- _Directive_: All of the records below should be output exactly.

- _Extracted material_:
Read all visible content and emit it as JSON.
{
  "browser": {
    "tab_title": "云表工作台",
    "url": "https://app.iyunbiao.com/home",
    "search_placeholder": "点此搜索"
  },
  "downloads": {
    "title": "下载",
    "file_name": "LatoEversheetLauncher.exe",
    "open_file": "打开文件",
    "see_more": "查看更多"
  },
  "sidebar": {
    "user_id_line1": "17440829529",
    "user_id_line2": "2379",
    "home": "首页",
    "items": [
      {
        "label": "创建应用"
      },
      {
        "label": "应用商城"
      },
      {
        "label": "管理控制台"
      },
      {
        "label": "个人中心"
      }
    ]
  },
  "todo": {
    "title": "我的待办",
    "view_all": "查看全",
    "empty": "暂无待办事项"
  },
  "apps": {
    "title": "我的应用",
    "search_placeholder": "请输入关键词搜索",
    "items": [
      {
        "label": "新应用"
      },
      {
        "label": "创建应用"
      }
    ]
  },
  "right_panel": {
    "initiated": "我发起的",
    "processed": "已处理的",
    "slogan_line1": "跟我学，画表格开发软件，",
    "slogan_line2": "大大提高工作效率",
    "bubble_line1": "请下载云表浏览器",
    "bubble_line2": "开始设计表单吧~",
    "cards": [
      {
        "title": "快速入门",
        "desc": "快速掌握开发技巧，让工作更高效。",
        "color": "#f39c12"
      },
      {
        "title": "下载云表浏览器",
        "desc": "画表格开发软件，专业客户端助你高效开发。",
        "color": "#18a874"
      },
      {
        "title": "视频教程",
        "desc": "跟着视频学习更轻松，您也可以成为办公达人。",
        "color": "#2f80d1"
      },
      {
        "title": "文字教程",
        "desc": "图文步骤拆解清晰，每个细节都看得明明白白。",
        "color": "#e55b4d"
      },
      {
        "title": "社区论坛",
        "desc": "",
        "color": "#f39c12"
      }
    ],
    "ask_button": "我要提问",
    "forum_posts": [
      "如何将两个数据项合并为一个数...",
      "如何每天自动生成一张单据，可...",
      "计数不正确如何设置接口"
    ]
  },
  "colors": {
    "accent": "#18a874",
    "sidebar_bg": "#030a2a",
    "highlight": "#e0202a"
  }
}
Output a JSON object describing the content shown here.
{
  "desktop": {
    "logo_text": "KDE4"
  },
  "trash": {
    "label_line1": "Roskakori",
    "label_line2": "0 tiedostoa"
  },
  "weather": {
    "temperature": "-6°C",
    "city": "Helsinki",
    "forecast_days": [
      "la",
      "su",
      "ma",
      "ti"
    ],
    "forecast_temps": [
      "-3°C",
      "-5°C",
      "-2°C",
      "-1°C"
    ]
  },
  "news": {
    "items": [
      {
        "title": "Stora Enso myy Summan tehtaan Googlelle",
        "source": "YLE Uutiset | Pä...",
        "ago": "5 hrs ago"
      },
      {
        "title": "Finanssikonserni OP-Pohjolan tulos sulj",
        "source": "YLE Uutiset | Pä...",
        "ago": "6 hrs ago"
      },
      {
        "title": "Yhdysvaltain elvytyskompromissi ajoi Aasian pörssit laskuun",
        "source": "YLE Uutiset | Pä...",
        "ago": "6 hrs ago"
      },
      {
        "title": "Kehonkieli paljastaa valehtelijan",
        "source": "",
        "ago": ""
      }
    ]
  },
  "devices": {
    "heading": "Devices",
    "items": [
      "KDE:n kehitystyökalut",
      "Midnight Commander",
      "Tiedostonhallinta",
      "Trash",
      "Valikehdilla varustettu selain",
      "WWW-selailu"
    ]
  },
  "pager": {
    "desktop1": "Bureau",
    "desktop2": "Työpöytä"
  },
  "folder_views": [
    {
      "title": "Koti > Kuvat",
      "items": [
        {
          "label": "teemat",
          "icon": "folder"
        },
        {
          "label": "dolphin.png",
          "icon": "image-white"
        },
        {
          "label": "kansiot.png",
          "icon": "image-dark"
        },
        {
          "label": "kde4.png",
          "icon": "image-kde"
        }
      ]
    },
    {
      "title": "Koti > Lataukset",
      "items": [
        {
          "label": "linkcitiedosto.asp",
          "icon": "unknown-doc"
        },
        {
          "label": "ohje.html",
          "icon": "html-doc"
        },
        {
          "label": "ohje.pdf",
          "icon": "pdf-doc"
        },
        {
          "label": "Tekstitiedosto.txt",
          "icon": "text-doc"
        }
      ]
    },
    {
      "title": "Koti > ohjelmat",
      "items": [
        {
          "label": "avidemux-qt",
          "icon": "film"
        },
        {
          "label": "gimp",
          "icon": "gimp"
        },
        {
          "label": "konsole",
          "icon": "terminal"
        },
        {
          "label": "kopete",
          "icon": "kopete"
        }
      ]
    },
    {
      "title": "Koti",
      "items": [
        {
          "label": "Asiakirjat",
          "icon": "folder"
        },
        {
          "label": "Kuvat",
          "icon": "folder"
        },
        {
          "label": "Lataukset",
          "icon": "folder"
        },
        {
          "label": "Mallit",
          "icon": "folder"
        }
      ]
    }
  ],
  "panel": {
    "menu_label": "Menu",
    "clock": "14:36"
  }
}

- _Complete answer_:
Read all visible content and emit it as JSON.
{
  "browser": {
    "tab_title": "云表工作台",
    "url": "https://app.iyunbiao.com/home",
    "search_placeholder": "点此搜索"
  },
  "downloads": {
    "title": "下载",
    "file_name": "LatoEversheetLauncher.exe",
    "open_file": "打开文件",
    "see_more": "查看更多"
  },
  "sidebar": {
    "user_id_line1": "17440829529",
    "user_id_line2": "2379",
    "home": "首页",
    "items": [
      {
        "label": "创建应用"
      },
      {
        "label": "应用商城"
      },
      {
        "label": "管理控制台"
      },
      {
        "label": "个人中心"
      }
    ]
  },
  "todo": {
    "title": "我的待办",
    "view_all": "查看全",
    "empty": "暂无待办事项"
  },
  "apps": {
    "title": "我的应用",
    "search_placeholder": "请输入关键词搜索",
    "items": [
      {
        "label": "新应用"
      },
      {
        "label": "创建应用"
      }
    ]
  },
  "right_panel": {
    "initiated": "我发起的",
    "processed": "已处理的",
    "slogan_line1": "跟我学，画表格开发软件，",
    "slogan_line2": "大大提高工作效率",
    "bubble_line1": "请下载云表浏览器",
    "bubble_line2": "开始设计表单吧~",
    "cards": [
      {
        "title": "快速入门",
        "desc": "快速掌握开发技巧，让工作更高效。",
        "color": "#f39c12"
      },
      {
        "title": "下载云表浏览器",
        "desc": "画表格开发软件，专业客户端助你高效开发。",
        "color": "#18a874"
      },
      {
        "title": "视频教程",
        "desc": "跟着视频学习更轻松，您也可以成为办公达人。",
        "color": "#2f80d1"
      },
      {
        "title": "文字教程",
        "desc": "图文步骤拆解清晰，每个细节都看得明明白白。",
        "color": "#e55b4d"
      },
      {
        "title": "社区论坛",
        "desc": "",
        "color": "#f39c12"
      }
    ],
    "ask_button": "我要提问",
    "forum_posts": [
      "如何将两个数据项合并为一个数...",
      "如何每天自动生成一张单据，可...",
      "计数不正确如何设置接口"
    ]
  },
  "colors": {
    "accent": "#18a874",
    "sidebar_bg": "#030a2a",
    "highlight": "#e0202a"
  }
}
Output a JSON object describing the content shown here.
{
  "desktop": {
    "logo_text": "KDE4"
  },
  "trash": {
    "label_line1": "Roskakori",
    "label_line2": "0 tiedostoa"
  },
  "weather": {
    "temperature": "-6°C",
    "city": "Helsinki",
    "forecast_days": [
      "la",
      "su",
      "ma",
      "ti"
    ],
    "forecast_temps": [
      "-3°C",
      "-5°C",
      "-2°C",
      "-1°C"
    ]
  },
  "news": {
    "items": [
      {
        "title": "Stora Enso myy Summan tehtaan Googlelle",
        "source": "YLE Uutiset | Pä...",
        "ago": "5 hrs ago"
      },
      {
        "title": "Finanssikonserni OP-Pohjolan tulos sulj",
        "source": "YLE Uutiset | Pä...",
        "ago": "6 hrs ago"
      },
      {
        "title": "Yhdysvaltain elvytyskompromissi ajoi Aasian pörssit laskuun",
        "source": "YLE Uutiset | Pä...",
        "ago": "6 hrs ago"
      },
      {
        "title": "Kehonkieli paljastaa valehtelijan",
        "source": "",
        "ago": ""
      }
    ]
  },
  "devices": {
    "heading": "Devices",
    "items": [
      "KDE:n kehitystyökalut",
      "Midnight Commander",
      "Tiedostonhallinta",
      "Trash",
      "Valikehdilla varustettu selain",
      "WWW-selailu"
    ]
  },
  "pager": {
    "desktop1": "Bureau",
    "desktop2": "Työpöytä"
  },
  "folder_views": [
    {
      "title": "Koti > Kuvat",
      "items": [
        {
          "label": "teemat",
          "icon": "folder"
        },
        {
          "label": "dolphin.png",
          "icon": "image-white"
        },
        {
          "label": "kansiot.png",
          "icon": "image-dark"
        },
        {
          "label": "kde4.png",
          "icon": "image-kde"
        }
      ]
    },
    {
      "title": "Koti > Lataukset",
      "items": [
        {
          "label": "linkcitiedosto.asp",
          "icon": "unknown-doc"
        },
        {
          "label": "ohje.html",
          "icon": "html-doc"
        },
        {
          "label": "ohje.pdf",
          "icon": "pdf-doc"
        },
        {
          "label": "Tekstitiedosto.txt",
          "icon": "text-doc"
        }
      ]
    },
    {
      "title": "Koti > ohjelmat",
      "items": [
        {
          "label": "avidemux-qt",
          "icon": "film"
        },
        {
          "label": "gimp",
          "icon": "gimp"
        },
        {
          "label": "konsole",
          "icon": "terminal"
        },
        {
          "label": "kopete",
          "icon": "kopete"
        }
      ]
    },
    {
      "title": "Koti",
      "items": [
        {
          "label": "Asiakirjat",
          "icon": "folder"
        },
        {
          "label": "Kuvat",
          "icon": "folder"
        },
        {
          "label": "Lataukset",
          "icon": "folder"
        },
        {
          "label": "Mallit",
          "icon": "folder"
        }
      ]
    }
  ],
  "panel": {
    "menu_label": "Menu",
    "clock": "14:36"
  }
}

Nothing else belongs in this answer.